Given task:
In the material below, count the lines with the word "Nuits" and state that number only.

Data lines:

————

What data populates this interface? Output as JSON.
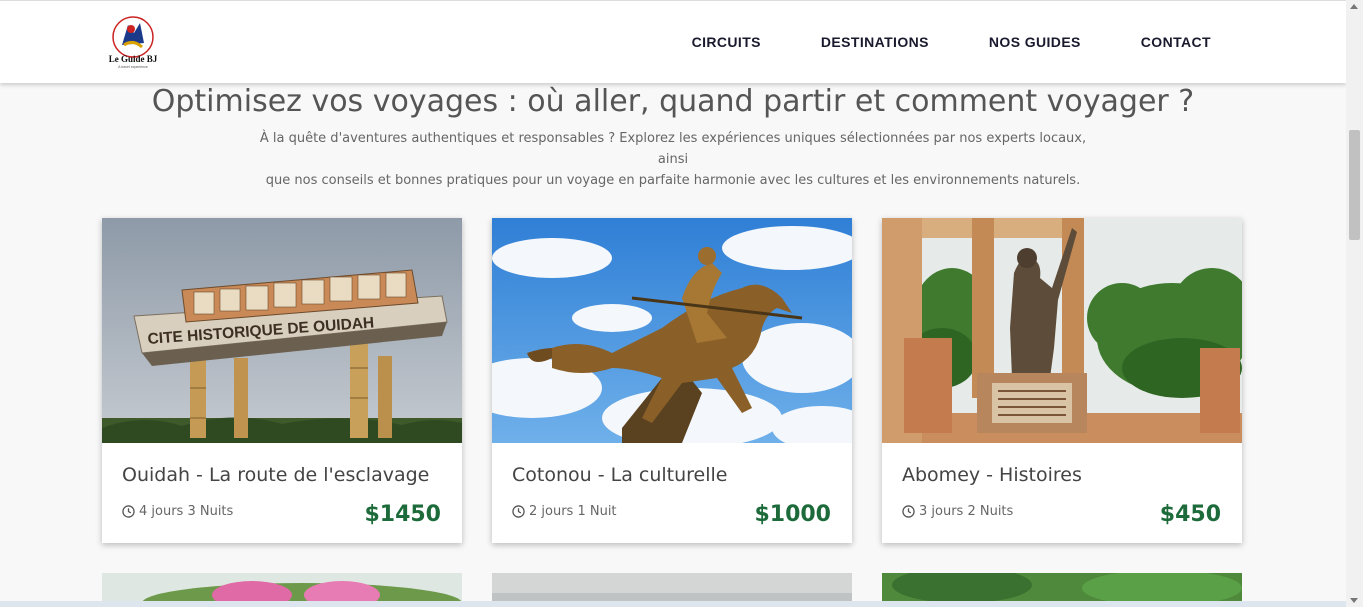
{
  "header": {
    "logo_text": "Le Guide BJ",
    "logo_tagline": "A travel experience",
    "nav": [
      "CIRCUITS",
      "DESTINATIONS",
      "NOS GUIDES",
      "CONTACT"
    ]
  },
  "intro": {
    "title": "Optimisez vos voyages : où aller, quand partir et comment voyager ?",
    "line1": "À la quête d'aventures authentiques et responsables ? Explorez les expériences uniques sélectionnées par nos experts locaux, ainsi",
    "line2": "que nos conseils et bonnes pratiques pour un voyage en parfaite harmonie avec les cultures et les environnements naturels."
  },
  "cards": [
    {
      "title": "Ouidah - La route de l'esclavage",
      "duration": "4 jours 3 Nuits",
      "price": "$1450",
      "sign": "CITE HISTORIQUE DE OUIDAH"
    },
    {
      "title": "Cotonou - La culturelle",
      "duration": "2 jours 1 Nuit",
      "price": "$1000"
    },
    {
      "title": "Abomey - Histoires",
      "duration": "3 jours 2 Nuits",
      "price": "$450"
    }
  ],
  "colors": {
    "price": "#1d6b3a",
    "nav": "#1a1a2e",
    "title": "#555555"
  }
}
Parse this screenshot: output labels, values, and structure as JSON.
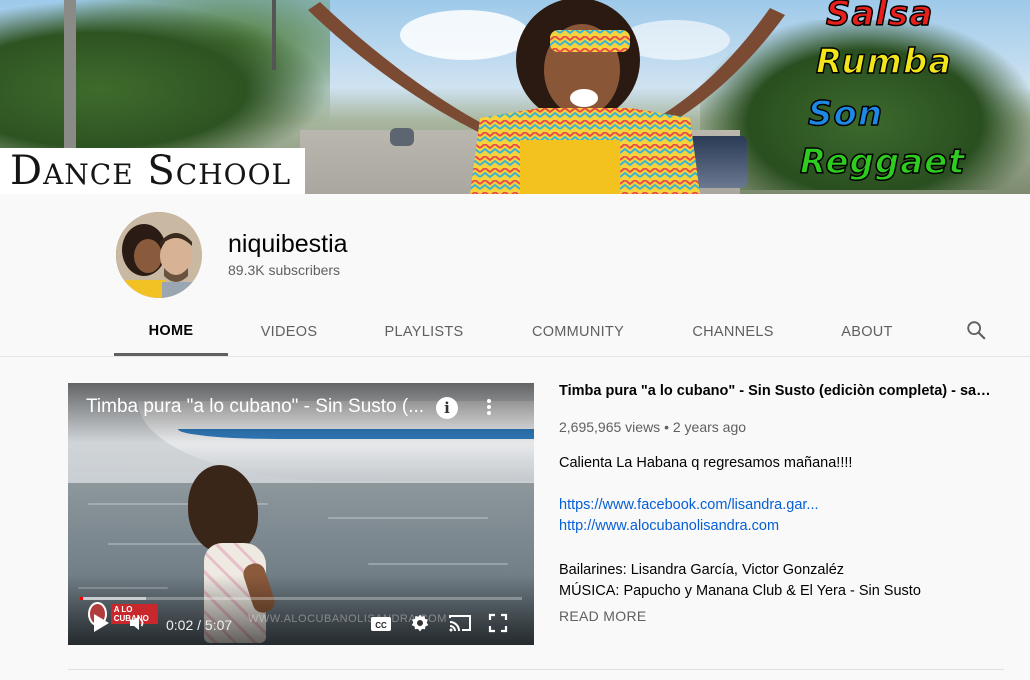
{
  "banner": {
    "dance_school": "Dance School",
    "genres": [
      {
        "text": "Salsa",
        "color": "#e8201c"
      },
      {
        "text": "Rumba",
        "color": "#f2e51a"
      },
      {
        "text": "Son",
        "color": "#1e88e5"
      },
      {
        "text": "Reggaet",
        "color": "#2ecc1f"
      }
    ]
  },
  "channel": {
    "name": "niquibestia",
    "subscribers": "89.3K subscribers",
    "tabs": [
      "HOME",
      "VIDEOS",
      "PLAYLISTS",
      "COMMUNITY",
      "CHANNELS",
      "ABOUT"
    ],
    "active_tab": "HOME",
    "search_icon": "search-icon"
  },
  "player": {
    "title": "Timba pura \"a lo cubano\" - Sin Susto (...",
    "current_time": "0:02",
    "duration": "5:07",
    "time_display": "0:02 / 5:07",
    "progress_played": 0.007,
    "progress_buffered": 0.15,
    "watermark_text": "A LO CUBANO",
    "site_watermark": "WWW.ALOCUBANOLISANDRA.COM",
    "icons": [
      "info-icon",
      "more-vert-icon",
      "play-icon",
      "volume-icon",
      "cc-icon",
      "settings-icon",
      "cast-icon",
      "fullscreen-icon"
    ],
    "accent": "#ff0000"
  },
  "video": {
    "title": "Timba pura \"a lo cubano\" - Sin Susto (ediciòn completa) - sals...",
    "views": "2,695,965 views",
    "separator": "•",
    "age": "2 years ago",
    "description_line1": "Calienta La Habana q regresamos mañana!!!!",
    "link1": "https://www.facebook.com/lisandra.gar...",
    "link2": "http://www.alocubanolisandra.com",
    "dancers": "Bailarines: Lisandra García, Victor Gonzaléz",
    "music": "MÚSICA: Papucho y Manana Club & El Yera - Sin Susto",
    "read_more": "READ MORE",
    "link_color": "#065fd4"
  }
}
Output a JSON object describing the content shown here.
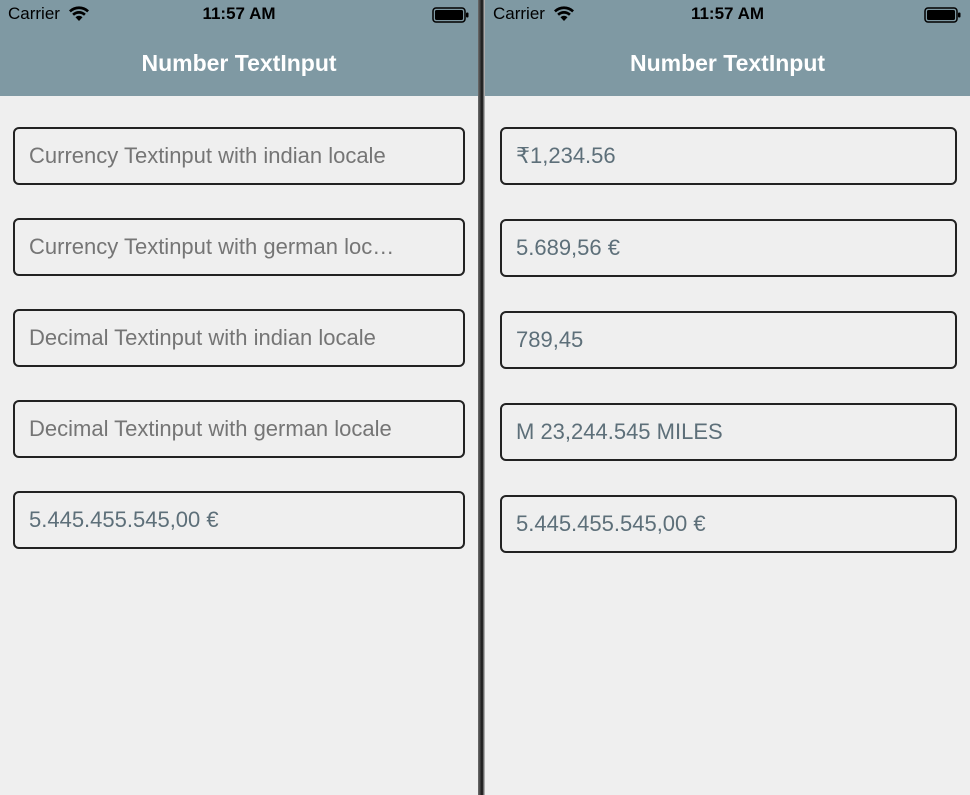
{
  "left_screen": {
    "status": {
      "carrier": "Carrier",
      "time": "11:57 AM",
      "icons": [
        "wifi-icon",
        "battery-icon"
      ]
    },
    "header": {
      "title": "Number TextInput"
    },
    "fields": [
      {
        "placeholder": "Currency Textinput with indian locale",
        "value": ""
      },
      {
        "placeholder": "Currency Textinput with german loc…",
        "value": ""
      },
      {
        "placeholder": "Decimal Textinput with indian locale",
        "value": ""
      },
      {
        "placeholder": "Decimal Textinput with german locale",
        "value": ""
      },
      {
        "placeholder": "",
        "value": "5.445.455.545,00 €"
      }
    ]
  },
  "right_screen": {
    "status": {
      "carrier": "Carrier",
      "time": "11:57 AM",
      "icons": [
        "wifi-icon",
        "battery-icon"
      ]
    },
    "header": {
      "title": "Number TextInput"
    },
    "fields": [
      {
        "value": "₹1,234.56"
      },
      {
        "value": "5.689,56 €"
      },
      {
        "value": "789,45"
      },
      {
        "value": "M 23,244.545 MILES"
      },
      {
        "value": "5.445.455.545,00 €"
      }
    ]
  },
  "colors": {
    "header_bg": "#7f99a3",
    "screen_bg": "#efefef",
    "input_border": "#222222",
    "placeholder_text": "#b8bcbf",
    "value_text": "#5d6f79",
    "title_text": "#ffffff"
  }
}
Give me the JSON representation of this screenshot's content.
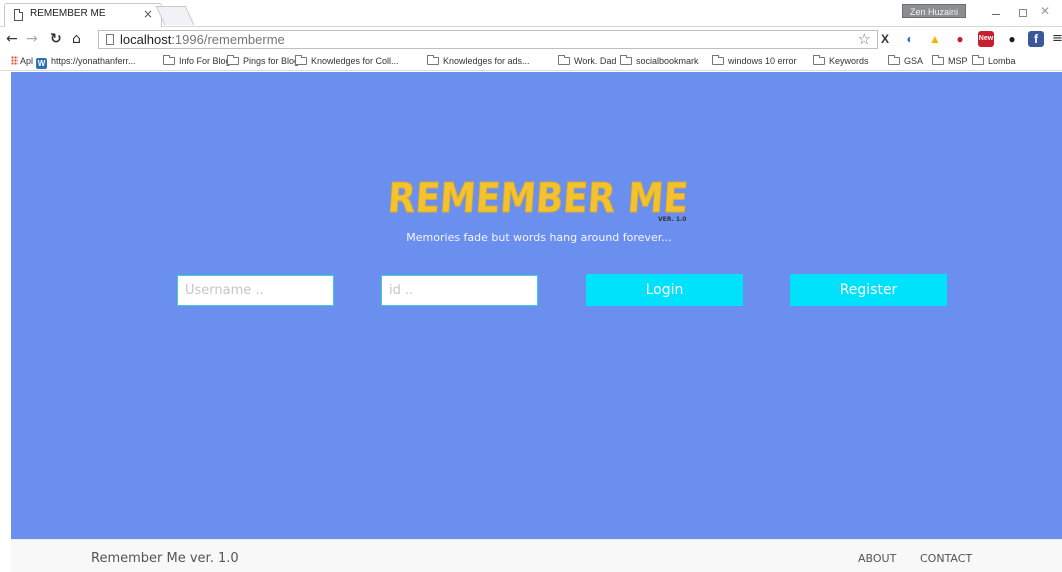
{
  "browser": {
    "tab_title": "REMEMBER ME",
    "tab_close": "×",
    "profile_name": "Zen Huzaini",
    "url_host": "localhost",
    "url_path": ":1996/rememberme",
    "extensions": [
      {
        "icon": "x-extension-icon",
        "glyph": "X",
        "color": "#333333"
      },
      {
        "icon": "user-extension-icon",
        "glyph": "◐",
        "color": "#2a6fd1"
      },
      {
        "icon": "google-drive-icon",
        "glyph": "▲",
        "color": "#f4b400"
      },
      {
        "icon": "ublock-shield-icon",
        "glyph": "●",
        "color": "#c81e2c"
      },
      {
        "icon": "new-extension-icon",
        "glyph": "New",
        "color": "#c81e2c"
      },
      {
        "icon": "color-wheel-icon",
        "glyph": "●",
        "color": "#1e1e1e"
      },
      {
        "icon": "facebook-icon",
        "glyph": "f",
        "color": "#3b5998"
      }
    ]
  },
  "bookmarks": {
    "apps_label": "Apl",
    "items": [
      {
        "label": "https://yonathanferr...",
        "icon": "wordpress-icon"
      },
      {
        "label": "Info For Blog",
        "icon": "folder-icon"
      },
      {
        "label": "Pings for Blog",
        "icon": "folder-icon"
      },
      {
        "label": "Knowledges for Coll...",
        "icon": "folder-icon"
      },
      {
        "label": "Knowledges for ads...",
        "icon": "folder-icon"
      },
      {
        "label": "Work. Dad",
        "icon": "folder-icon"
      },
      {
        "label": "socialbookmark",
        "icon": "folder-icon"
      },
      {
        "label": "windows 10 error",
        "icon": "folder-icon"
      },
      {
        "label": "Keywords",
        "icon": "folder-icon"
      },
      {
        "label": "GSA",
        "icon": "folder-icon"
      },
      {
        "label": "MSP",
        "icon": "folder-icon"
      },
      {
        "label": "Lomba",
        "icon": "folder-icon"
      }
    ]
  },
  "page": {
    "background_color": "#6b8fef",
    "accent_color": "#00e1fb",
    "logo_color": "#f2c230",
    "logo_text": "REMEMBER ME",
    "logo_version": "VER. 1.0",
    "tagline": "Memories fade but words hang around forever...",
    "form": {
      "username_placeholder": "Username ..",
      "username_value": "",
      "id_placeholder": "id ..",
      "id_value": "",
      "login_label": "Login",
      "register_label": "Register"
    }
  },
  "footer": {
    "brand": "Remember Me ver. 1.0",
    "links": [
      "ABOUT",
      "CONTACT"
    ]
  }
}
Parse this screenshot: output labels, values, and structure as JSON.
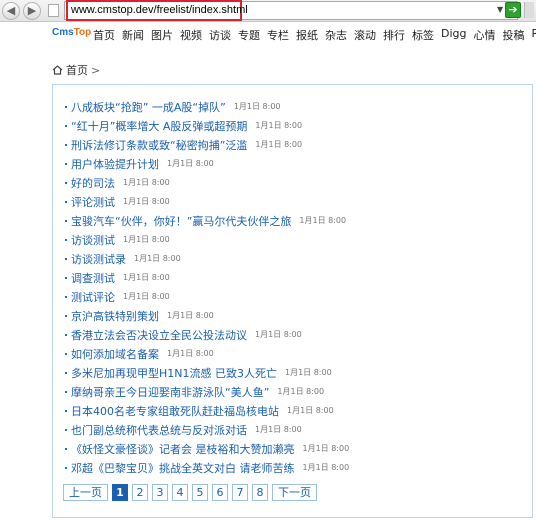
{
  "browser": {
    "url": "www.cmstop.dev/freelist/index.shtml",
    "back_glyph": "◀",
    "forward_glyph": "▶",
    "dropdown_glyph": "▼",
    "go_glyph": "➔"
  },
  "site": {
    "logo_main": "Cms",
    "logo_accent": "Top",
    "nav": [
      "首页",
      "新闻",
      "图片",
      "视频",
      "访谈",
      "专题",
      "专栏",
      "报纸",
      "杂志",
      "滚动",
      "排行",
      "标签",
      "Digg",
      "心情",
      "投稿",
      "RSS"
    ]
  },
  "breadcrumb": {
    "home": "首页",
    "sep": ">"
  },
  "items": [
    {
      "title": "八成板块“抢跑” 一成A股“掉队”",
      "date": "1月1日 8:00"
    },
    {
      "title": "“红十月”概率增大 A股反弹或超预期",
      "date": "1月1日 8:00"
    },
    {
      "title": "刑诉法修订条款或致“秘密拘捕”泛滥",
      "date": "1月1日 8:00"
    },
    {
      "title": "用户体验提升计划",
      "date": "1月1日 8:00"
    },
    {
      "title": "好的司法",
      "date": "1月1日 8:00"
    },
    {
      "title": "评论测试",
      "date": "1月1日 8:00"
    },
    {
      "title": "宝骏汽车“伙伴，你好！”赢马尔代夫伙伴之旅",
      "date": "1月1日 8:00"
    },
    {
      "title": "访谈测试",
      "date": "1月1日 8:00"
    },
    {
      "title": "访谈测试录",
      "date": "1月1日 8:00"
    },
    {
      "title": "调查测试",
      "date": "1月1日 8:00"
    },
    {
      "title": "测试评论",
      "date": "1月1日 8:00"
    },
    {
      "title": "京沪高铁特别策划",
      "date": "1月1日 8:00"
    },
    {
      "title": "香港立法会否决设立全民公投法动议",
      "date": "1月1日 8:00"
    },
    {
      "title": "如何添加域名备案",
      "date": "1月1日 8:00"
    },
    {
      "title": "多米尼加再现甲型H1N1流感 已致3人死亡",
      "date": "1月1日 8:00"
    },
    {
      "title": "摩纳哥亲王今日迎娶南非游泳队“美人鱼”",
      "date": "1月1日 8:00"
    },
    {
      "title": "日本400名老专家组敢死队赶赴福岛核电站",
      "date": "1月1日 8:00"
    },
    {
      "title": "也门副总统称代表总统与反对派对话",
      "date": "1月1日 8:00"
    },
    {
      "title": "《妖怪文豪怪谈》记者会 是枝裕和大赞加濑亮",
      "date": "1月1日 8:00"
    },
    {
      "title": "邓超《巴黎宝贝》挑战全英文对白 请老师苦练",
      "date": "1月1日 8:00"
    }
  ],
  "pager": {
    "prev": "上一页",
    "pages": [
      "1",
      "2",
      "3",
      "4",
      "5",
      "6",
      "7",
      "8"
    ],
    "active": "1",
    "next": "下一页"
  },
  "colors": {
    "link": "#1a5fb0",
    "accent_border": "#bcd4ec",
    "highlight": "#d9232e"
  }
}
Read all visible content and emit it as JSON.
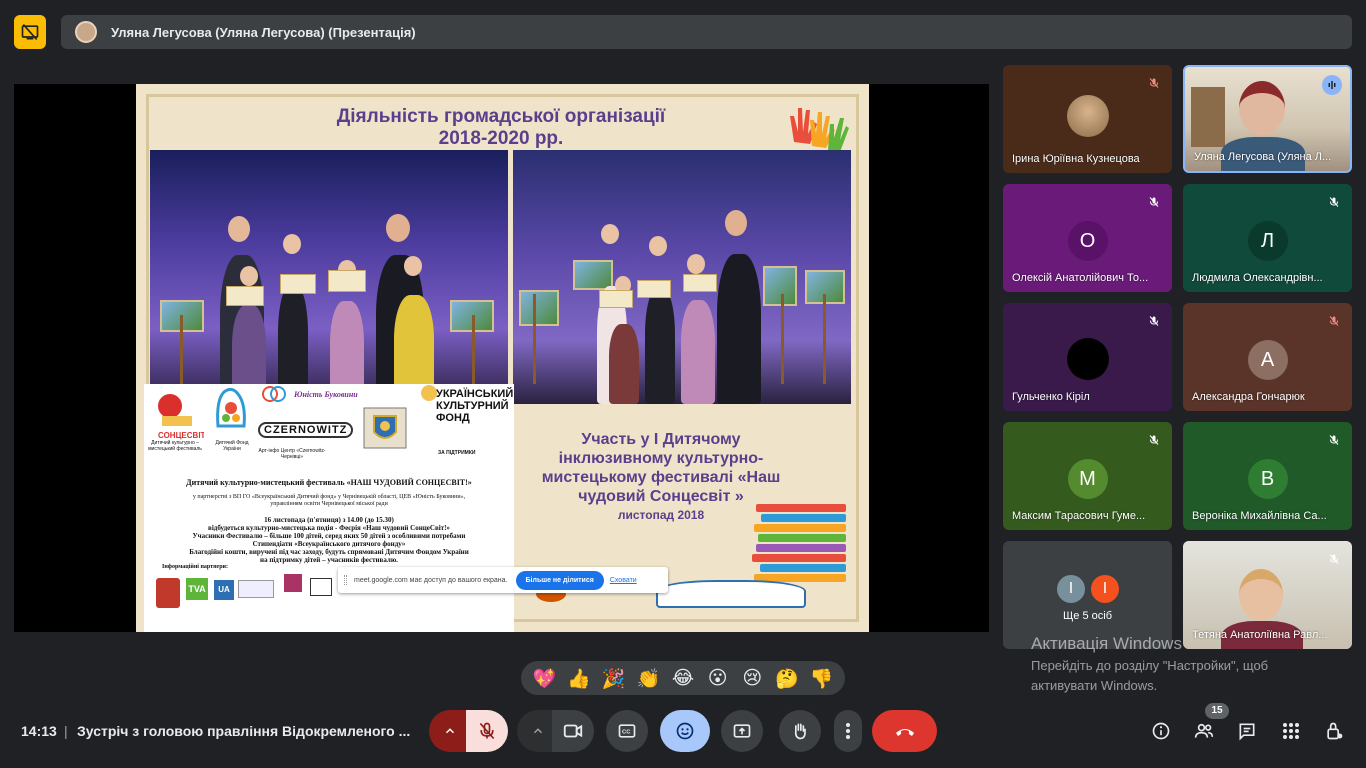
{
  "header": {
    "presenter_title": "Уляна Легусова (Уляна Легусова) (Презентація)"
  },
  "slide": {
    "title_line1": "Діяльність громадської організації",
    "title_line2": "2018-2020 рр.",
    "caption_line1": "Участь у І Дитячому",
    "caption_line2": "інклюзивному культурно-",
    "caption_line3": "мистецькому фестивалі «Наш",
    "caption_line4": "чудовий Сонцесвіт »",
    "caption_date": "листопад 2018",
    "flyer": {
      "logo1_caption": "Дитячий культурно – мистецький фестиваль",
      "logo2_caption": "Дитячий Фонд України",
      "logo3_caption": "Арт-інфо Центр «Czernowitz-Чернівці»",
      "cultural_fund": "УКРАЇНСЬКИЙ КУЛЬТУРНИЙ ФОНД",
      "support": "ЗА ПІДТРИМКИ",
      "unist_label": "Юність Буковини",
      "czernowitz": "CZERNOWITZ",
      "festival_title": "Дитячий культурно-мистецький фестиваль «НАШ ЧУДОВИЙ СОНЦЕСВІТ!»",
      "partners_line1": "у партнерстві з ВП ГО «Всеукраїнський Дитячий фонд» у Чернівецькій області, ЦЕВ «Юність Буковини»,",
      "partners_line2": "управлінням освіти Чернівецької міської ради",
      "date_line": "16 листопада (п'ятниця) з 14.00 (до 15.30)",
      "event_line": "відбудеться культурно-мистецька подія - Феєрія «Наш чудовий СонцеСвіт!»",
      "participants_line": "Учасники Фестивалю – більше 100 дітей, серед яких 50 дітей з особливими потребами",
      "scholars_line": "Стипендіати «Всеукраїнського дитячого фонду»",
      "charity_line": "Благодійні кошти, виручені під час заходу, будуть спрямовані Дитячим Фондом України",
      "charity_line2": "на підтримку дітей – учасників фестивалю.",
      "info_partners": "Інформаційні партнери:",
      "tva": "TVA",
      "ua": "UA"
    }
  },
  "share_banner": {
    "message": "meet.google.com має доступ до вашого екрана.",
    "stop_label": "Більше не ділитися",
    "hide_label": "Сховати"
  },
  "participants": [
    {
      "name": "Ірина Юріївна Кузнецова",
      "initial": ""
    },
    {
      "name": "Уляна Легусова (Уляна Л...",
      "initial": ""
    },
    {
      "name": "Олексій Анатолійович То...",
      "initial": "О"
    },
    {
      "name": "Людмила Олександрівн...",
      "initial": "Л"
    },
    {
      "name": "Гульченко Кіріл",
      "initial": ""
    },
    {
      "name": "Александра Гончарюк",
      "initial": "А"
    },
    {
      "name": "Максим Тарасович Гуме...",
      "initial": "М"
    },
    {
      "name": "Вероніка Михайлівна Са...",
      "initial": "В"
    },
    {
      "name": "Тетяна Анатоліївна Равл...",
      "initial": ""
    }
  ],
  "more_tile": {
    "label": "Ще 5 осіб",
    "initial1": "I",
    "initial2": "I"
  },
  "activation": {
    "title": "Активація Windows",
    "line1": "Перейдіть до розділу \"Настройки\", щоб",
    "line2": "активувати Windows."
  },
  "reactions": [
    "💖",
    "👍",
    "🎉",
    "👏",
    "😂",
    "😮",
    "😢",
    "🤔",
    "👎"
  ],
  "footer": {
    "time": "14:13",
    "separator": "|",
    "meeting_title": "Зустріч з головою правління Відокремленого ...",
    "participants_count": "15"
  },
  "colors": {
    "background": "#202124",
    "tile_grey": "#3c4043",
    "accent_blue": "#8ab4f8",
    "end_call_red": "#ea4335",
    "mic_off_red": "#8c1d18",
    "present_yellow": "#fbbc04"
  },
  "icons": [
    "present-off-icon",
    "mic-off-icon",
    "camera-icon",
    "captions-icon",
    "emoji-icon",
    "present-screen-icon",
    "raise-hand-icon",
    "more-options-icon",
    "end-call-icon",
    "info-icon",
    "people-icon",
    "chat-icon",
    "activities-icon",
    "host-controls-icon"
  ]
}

————

Solution to the exercise:
2